▶ Stated goal
List each line of the data that holds the string "Contract".

▶ Given entries
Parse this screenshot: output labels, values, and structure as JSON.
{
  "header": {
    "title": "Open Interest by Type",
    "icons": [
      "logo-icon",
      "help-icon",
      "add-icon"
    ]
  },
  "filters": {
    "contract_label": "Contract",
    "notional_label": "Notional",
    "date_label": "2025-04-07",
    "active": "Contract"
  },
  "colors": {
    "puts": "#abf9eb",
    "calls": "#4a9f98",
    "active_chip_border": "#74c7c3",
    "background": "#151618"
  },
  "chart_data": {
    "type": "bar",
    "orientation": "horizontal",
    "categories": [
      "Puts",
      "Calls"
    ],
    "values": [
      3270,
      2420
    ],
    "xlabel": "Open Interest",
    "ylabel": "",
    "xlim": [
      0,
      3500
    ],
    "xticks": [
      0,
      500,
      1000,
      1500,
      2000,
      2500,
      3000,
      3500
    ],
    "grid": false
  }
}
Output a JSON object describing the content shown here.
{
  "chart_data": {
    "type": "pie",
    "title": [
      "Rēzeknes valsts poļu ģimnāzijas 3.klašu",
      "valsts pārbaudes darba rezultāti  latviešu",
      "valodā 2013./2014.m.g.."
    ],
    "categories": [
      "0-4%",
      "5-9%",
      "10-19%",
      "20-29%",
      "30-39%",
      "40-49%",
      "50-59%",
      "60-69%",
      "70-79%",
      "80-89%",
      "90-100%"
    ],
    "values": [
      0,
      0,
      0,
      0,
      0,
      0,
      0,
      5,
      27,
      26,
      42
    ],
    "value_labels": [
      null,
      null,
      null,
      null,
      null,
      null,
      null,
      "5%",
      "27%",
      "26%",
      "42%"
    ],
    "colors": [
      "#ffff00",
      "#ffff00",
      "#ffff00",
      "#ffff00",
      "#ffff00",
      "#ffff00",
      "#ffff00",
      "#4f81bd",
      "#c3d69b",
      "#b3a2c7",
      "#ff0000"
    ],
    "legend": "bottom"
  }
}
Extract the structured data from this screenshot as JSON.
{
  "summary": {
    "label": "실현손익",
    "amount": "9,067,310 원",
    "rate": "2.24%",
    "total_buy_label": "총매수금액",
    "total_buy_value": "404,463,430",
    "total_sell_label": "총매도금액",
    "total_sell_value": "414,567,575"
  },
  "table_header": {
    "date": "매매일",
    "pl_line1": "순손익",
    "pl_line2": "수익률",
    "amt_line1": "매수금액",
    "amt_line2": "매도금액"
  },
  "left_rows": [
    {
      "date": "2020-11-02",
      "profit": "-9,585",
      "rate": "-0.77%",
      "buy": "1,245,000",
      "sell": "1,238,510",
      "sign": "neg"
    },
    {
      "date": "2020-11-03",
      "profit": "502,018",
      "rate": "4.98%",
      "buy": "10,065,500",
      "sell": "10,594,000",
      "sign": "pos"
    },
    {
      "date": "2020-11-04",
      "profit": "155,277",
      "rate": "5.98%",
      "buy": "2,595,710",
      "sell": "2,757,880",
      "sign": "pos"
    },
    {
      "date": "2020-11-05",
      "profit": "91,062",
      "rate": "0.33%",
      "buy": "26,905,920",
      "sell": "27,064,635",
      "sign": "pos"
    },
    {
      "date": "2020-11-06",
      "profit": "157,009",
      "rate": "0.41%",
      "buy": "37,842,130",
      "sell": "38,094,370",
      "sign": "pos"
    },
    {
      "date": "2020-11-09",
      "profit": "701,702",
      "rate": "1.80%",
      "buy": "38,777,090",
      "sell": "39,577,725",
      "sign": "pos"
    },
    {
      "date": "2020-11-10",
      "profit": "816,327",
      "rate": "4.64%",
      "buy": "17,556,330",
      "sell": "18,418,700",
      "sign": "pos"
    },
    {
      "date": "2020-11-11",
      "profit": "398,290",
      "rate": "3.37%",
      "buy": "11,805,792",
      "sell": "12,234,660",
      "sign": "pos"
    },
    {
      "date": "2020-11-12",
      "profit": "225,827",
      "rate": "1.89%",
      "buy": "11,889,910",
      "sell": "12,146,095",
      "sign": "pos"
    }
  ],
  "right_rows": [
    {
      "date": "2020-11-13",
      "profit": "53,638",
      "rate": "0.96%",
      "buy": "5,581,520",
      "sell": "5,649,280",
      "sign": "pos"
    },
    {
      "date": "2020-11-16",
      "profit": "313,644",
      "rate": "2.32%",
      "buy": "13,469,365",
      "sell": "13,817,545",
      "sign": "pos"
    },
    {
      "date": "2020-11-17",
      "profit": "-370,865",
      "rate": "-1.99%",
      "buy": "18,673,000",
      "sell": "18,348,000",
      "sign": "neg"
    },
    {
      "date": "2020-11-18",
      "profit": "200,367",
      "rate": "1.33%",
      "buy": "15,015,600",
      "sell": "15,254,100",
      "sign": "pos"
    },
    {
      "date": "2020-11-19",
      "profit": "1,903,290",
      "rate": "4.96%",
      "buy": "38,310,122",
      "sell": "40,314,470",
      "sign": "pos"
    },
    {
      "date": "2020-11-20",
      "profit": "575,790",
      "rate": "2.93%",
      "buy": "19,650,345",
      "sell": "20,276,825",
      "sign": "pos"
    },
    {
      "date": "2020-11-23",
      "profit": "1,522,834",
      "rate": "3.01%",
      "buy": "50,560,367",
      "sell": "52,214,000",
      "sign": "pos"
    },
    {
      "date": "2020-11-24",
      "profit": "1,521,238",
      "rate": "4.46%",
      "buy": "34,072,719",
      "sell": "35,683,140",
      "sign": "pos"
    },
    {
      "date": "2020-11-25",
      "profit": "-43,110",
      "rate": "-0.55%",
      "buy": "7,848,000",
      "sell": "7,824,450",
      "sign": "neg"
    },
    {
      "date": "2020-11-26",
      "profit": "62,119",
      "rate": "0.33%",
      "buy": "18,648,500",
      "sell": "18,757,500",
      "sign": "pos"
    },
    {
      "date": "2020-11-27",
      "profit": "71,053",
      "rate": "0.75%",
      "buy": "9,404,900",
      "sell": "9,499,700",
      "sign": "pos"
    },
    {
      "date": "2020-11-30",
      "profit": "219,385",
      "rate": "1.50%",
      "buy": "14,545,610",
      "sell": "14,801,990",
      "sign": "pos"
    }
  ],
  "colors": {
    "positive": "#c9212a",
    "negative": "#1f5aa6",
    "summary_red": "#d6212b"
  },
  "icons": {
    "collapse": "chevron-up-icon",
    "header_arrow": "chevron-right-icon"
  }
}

▶ Task response
    "contract_label": "Contract",
    "active": "Contract"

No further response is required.